- **What this task involves**: Print all of the data exactly as written.
--- BEGIN Extracted entries ---
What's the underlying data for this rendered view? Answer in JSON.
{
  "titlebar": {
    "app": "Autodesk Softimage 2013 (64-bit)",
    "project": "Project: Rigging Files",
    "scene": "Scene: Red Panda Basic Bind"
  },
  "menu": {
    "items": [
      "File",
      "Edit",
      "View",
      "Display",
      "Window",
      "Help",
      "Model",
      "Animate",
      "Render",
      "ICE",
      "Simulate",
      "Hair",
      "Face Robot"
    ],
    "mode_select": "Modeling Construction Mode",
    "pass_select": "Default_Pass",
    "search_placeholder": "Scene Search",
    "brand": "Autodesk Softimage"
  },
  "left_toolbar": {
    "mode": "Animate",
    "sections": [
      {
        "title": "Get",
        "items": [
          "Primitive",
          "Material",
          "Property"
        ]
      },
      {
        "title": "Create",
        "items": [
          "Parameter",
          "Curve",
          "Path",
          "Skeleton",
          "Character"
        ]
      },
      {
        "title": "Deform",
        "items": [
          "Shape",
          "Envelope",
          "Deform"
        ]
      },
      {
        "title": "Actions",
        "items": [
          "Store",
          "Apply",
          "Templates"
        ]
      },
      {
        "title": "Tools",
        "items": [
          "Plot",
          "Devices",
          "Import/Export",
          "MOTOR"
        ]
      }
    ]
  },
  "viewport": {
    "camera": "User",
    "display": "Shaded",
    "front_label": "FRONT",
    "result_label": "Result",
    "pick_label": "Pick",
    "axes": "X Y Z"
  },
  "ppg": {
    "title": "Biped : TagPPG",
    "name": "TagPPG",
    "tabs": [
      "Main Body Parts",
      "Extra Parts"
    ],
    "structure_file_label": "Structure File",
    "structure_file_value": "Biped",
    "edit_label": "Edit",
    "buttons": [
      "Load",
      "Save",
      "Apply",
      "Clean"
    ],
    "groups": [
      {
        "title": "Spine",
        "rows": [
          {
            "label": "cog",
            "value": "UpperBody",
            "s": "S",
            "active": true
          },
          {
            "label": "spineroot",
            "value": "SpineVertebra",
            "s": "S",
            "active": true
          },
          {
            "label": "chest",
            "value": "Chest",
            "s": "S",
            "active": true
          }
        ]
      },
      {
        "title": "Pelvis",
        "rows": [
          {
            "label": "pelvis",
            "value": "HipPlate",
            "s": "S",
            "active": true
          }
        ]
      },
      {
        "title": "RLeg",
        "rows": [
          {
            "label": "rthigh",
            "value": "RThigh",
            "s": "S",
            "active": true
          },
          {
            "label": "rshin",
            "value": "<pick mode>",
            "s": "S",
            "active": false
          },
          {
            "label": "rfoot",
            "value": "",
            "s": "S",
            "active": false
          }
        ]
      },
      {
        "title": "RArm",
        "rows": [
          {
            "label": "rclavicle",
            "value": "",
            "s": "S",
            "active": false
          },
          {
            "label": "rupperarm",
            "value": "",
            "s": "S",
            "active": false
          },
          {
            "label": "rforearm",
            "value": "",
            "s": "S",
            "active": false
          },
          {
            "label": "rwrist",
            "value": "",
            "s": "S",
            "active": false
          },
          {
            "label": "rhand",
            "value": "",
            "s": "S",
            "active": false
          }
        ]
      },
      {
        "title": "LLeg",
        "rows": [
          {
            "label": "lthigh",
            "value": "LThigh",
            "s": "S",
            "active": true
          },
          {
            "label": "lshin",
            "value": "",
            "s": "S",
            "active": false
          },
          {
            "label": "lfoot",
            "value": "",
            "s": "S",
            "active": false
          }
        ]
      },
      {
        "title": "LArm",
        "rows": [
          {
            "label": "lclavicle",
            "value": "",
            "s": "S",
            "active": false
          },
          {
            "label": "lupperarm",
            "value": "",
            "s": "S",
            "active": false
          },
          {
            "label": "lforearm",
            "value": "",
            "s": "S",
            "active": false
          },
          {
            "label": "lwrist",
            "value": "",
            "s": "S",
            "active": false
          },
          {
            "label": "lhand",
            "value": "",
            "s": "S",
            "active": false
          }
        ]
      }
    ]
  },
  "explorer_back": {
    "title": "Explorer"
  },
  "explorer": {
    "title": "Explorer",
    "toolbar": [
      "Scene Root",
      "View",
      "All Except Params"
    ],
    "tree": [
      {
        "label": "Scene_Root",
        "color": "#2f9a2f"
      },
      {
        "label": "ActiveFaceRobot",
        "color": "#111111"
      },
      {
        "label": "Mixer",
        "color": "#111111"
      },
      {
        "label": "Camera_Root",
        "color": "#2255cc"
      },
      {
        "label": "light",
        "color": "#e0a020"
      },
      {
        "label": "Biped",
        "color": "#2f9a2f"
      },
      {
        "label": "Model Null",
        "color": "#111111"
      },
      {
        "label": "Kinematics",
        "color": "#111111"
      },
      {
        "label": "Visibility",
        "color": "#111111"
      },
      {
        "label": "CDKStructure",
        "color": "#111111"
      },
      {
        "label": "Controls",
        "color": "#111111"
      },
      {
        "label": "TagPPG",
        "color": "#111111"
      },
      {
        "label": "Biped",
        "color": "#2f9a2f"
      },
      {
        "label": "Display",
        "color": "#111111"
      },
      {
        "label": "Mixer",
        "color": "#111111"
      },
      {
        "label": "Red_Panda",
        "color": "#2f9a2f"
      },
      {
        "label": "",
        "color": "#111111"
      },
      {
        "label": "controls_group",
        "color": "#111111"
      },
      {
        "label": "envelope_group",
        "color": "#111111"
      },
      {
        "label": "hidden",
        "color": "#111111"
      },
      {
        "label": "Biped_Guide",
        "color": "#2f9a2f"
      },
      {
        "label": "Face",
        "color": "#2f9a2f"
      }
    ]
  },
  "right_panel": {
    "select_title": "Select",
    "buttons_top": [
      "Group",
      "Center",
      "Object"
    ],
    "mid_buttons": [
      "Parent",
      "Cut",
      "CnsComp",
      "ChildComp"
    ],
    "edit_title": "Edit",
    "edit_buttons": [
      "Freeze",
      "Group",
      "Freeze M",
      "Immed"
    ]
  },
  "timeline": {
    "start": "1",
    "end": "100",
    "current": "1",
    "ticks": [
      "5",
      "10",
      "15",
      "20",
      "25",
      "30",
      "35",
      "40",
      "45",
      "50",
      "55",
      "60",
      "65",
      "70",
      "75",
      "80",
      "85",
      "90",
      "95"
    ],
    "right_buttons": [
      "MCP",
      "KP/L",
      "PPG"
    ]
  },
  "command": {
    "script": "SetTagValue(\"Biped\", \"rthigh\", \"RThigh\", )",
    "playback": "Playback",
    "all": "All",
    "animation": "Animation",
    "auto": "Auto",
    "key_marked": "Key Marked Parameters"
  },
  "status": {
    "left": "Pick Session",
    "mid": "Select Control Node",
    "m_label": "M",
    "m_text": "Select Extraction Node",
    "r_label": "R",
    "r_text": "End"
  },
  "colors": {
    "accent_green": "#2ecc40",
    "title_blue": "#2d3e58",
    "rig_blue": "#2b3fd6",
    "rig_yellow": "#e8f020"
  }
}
--- END Extracted entries ---
- **Expected output**:
What's the underlying data for this rendered view? Answer in JSON.
{
  "titlebar": {
    "app": "Autodesk Softimage 2013 (64-bit)",
    "project": "Project: Rigging Files",
    "scene": "Scene: Red Panda Basic Bind"
  },
  "menu": {
    "items": [
      "File",
      "Edit",
      "View",
      "Display",
      "Window",
      "Help",
      "Model",
      "Animate",
      "Render",
      "ICE",
      "Simulate",
      "Hair",
      "Face Robot"
    ],
    "mode_select": "Modeling Construction Mode",
    "pass_select": "Default_Pass",
    "search_placeholder": "Scene Search",
    "brand": "Autodesk Softimage"
  },
  "left_toolbar": {
    "mode": "Animate",
    "sections": [
      {
        "title": "Get",
        "items": [
          "Primitive",
          "Material",
          "Property"
        ]
      },
      {
        "title": "Create",
        "items": [
          "Parameter",
          "Curve",
          "Path",
          "Skeleton",
          "Character"
        ]
      },
      {
        "title": "Deform",
        "items": [
          "Shape",
          "Envelope",
          "Deform"
        ]
      },
      {
        "title": "Actions",
        "items": [
          "Store",
          "Apply",
          "Templates"
        ]
      },
      {
        "title": "Tools",
        "items": [
          "Plot",
          "Devices",
          "Import/Export",
          "MOTOR"
        ]
      }
    ]
  },
  "viewport": {
    "camera": "User",
    "display": "Shaded",
    "front_label": "FRONT",
    "result_label": "Result",
    "pick_label": "Pick",
    "axes": "X Y Z"
  },
  "ppg": {
    "title": "Biped : TagPPG",
    "name": "TagPPG",
    "tabs": [
      "Main Body Parts",
      "Extra Parts"
    ],
    "structure_file_label": "Structure File",
    "structure_file_value": "Biped",
    "edit_label": "Edit",
    "buttons": [
      "Load",
      "Save",
      "Apply",
      "Clean"
    ],
    "groups": [
      {
        "title": "Spine",
        "rows": [
          {
            "label": "cog",
            "value": "UpperBody",
            "s": "S",
            "active": true
          },
          {
            "label": "spineroot",
            "value": "SpineVertebra",
            "s": "S",
            "active": true
          },
          {
            "label": "chest",
            "value": "Chest",
            "s": "S",
            "active": true
          }
        ]
      },
      {
        "title": "Pelvis",
        "rows": [
          {
            "label": "pelvis",
            "value": "HipPlate",
            "s": "S",
            "active": true
          }
        ]
      },
      {
        "title": "RLeg",
        "rows": [
          {
            "label": "rthigh",
            "value": "RThigh",
            "s": "S",
            "active": true
          },
          {
            "label": "rshin",
            "value": "<pick mode>",
            "s": "S",
            "active": false
          },
          {
            "label": "rfoot",
            "value": "",
            "s": "S",
            "active": false
          }
        ]
      },
      {
        "title": "RArm",
        "rows": [
          {
            "label": "rclavicle",
            "value": "",
            "s": "S",
            "active": false
          },
          {
            "label": "rupperarm",
            "value": "",
            "s": "S",
            "active": false
          },
          {
            "label": "rforearm",
            "value": "",
            "s": "S",
            "active": false
          },
          {
            "label": "rwrist",
            "value": "",
            "s": "S",
            "active": false
          },
          {
            "label": "rhand",
            "value": "",
            "s": "S",
            "active": false
          }
        ]
      },
      {
        "title": "LLeg",
        "rows": [
          {
            "label": "lthigh",
            "value": "LThigh",
            "s": "S",
            "active": true
          },
          {
            "label": "lshin",
            "value": "",
            "s": "S",
            "active": false
          },
          {
            "label": "lfoot",
            "value": "",
            "s": "S",
            "active": false
          }
        ]
      },
      {
        "title": "LArm",
        "rows": [
          {
            "label": "lclavicle",
            "value": "",
            "s": "S",
            "active": false
          },
          {
            "label": "lupperarm",
            "value": "",
            "s": "S",
            "active": false
          },
          {
            "label": "lforearm",
            "value": "",
            "s": "S",
            "active": false
          },
          {
            "label": "lwrist",
            "value": "",
            "s": "S",
            "active": false
          },
          {
            "label": "lhand",
            "value": "",
            "s": "S",
            "active": false
          }
        ]
      }
    ]
  },
  "explorer_back": {
    "title": "Explorer"
  },
  "explorer": {
    "title": "Explorer",
    "toolbar": [
      "Scene Root",
      "View",
      "All Except Params"
    ],
    "tree": [
      {
        "label": "Scene_Root",
        "color": "#2f9a2f"
      },
      {
        "label": "ActiveFaceRobot",
        "color": "#111111"
      },
      {
        "label": "Mixer",
        "color": "#111111"
      },
      {
        "label": "Camera_Root",
        "color": "#2255cc"
      },
      {
        "label": "light",
        "color": "#e0a020"
      },
      {
        "label": "Biped",
        "color": "#2f9a2f"
      },
      {
        "label": "Model Null",
        "color": "#111111"
      },
      {
        "label": "Kinematics",
        "color": "#111111"
      },
      {
        "label": "Visibility",
        "color": "#111111"
      },
      {
        "label": "CDKStructure",
        "color": "#111111"
      },
      {
        "label": "Controls",
        "color": "#111111"
      },
      {
        "label": "TagPPG",
        "color": "#111111"
      },
      {
        "label": "Biped",
        "color": "#2f9a2f"
      },
      {
        "label": "Display",
        "color": "#111111"
      },
      {
        "label": "Mixer",
        "color": "#111111"
      },
      {
        "label": "Red_Panda",
        "color": "#2f9a2f"
      },
      {
        "label": "",
        "color": "#111111"
      },
      {
        "label": "controls_group",
        "color": "#111111"
      },
      {
        "label": "envelope_group",
        "color": "#111111"
      },
      {
        "label": "hidden",
        "color": "#111111"
      },
      {
        "label": "Biped_Guide",
        "color": "#2f9a2f"
      },
      {
        "label": "Face",
        "color": "#2f9a2f"
      }
    ]
  },
  "right_panel": {
    "select_title": "Select",
    "buttons_top": [
      "Group",
      "Center",
      "Object"
    ],
    "mid_buttons": [
      "Parent",
      "Cut",
      "CnsComp",
      "ChildComp"
    ],
    "edit_title": "Edit",
    "edit_buttons": [
      "Freeze",
      "Group",
      "Freeze M",
      "Immed"
    ]
  },
  "timeline": {
    "start": "1",
    "end": "100",
    "current": "1",
    "ticks": [
      "5",
      "10",
      "15",
      "20",
      "25",
      "30",
      "35",
      "40",
      "45",
      "50",
      "55",
      "60",
      "65",
      "70",
      "75",
      "80",
      "85",
      "90",
      "95"
    ],
    "right_buttons": [
      "MCP",
      "KP/L",
      "PPG"
    ]
  },
  "command": {
    "script": "SetTagValue(\"Biped\", \"rthigh\", \"RThigh\", )",
    "playback": "Playback",
    "all": "All",
    "animation": "Animation",
    "auto": "Auto",
    "key_marked": "Key Marked Parameters"
  },
  "status": {
    "left": "Pick Session",
    "mid": "Select Control Node",
    "m_label": "M",
    "m_text": "Select Extraction Node",
    "r_label": "R",
    "r_text": "End"
  },
  "colors": {
    "accent_green": "#2ecc40",
    "title_blue": "#2d3e58",
    "rig_blue": "#2b3fd6",
    "rig_yellow": "#e8f020"
  }
}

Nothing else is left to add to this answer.